━━━ Extracted data

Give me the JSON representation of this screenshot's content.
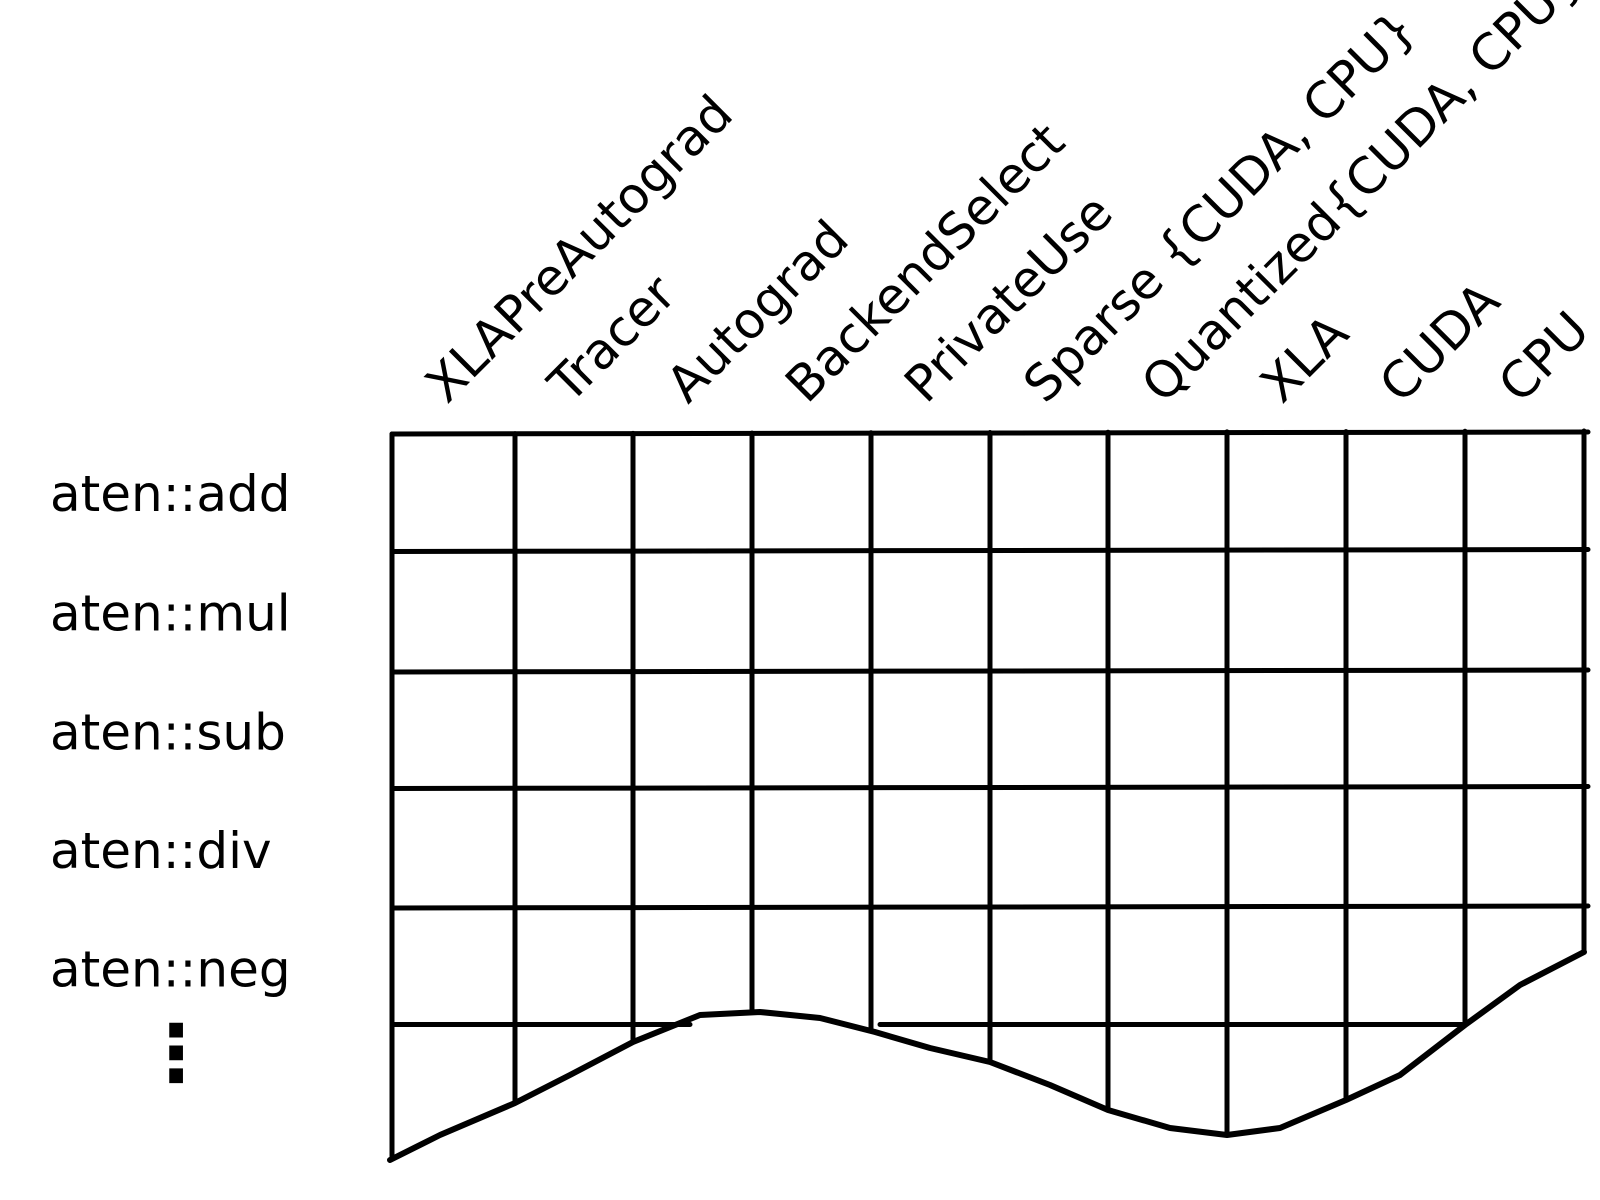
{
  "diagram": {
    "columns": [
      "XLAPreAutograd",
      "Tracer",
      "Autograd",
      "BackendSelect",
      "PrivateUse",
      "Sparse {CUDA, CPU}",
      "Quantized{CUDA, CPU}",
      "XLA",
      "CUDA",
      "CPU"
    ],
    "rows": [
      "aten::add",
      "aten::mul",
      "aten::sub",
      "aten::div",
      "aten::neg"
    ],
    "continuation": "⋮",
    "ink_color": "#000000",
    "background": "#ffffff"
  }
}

━━━━━━
━━━ Extracted data

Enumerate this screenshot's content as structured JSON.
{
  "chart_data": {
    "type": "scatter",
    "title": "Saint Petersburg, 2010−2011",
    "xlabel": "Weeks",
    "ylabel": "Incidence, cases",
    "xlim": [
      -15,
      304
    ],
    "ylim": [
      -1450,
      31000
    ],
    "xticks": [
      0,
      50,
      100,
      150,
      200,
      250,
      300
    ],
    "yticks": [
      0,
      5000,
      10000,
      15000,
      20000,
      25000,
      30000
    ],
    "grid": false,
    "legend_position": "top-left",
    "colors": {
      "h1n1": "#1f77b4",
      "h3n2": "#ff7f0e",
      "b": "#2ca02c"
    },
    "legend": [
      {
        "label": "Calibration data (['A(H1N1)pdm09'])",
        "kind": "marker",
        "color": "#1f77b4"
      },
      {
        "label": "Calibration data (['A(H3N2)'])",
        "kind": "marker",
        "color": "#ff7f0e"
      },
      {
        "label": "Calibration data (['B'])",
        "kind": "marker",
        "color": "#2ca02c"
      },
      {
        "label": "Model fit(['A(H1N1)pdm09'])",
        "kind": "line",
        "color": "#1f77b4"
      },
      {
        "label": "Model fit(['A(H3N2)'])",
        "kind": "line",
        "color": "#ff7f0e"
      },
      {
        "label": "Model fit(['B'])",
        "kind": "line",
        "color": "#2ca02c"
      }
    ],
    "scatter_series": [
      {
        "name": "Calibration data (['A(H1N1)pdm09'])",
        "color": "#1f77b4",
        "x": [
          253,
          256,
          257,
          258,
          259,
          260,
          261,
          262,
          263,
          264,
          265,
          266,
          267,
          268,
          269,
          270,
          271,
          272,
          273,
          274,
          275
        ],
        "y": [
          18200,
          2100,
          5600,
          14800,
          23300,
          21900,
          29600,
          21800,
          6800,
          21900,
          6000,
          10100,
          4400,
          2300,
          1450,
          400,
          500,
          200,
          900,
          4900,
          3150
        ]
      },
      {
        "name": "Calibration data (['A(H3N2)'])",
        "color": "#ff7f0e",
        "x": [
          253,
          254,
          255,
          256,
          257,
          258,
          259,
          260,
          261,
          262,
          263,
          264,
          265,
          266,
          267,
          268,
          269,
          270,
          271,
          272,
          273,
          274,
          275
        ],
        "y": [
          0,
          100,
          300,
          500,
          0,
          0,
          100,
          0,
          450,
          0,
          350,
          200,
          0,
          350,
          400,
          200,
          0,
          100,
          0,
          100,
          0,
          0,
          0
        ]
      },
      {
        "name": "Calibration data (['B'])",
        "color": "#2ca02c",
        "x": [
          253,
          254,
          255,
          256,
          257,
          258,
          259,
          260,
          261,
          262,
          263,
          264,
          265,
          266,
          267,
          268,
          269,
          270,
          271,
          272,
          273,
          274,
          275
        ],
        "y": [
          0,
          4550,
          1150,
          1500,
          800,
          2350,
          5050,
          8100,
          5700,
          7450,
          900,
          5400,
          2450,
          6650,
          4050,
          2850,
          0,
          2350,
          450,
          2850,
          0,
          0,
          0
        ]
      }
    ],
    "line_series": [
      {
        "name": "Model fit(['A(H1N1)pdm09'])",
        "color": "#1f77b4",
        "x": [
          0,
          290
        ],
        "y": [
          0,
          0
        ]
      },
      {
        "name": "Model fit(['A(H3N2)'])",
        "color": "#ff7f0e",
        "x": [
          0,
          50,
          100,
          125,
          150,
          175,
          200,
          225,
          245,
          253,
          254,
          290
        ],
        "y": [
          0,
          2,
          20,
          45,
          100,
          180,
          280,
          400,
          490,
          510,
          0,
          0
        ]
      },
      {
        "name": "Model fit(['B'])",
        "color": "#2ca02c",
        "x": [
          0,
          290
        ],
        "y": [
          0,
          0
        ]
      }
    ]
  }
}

━━━━━━
━━━ Extracted data

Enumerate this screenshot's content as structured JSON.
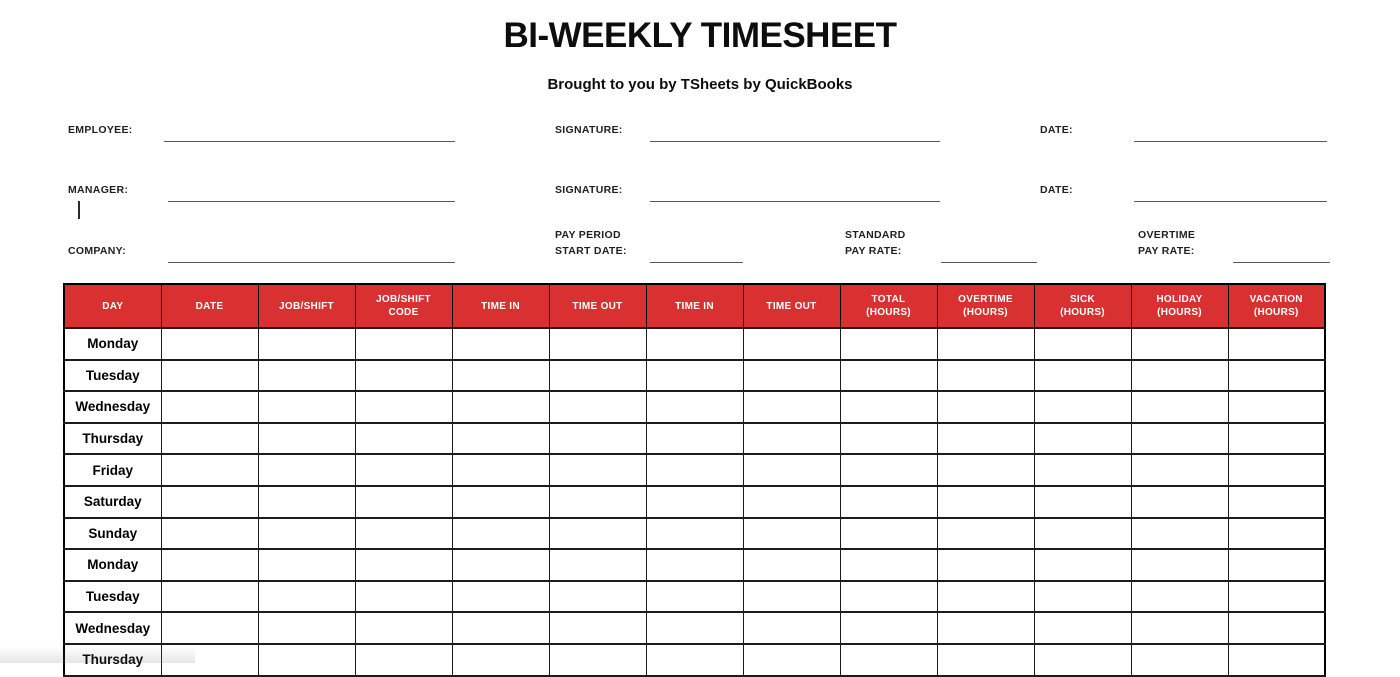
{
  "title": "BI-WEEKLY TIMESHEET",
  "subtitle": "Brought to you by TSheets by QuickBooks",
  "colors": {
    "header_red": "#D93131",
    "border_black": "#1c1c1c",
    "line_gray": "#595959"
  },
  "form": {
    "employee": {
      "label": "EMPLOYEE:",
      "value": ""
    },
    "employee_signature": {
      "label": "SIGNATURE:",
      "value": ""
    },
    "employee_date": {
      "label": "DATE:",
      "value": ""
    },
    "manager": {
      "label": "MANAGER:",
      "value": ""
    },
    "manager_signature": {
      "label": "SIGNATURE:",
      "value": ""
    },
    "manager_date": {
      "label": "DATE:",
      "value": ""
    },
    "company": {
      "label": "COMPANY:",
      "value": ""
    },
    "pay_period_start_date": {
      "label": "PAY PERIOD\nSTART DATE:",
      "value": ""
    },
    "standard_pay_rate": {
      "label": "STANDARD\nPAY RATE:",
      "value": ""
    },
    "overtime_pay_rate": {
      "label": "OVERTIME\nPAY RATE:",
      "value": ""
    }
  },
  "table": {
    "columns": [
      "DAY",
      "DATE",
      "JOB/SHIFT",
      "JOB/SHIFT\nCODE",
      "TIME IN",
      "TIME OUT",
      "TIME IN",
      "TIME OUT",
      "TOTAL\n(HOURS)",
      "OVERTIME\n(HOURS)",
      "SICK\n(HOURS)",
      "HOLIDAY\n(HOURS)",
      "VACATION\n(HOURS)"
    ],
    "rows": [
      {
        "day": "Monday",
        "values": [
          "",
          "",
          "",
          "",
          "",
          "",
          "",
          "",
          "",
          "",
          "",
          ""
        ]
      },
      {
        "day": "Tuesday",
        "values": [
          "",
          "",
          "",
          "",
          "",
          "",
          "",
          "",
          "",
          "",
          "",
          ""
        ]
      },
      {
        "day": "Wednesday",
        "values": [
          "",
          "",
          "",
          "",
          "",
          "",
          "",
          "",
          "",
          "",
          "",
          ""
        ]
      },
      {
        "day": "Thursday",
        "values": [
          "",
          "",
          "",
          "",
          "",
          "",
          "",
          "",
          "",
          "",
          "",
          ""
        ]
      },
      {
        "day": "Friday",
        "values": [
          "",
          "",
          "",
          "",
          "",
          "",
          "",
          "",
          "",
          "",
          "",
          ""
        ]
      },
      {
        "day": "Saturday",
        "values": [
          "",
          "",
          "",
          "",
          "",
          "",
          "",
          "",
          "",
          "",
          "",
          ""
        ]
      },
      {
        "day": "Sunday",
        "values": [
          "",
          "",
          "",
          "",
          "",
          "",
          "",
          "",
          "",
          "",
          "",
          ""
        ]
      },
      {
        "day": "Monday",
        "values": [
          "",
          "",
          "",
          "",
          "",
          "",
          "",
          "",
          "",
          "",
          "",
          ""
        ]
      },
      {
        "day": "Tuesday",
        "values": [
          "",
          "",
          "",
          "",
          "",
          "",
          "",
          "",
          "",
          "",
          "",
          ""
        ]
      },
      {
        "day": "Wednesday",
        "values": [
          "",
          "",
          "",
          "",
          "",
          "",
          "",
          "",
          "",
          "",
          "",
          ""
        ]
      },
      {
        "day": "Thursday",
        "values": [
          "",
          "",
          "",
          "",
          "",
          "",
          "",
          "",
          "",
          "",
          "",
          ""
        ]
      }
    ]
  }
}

━━━━━━

Report how many lines in the listing include the word "nPAY". Give nothing but the count.

2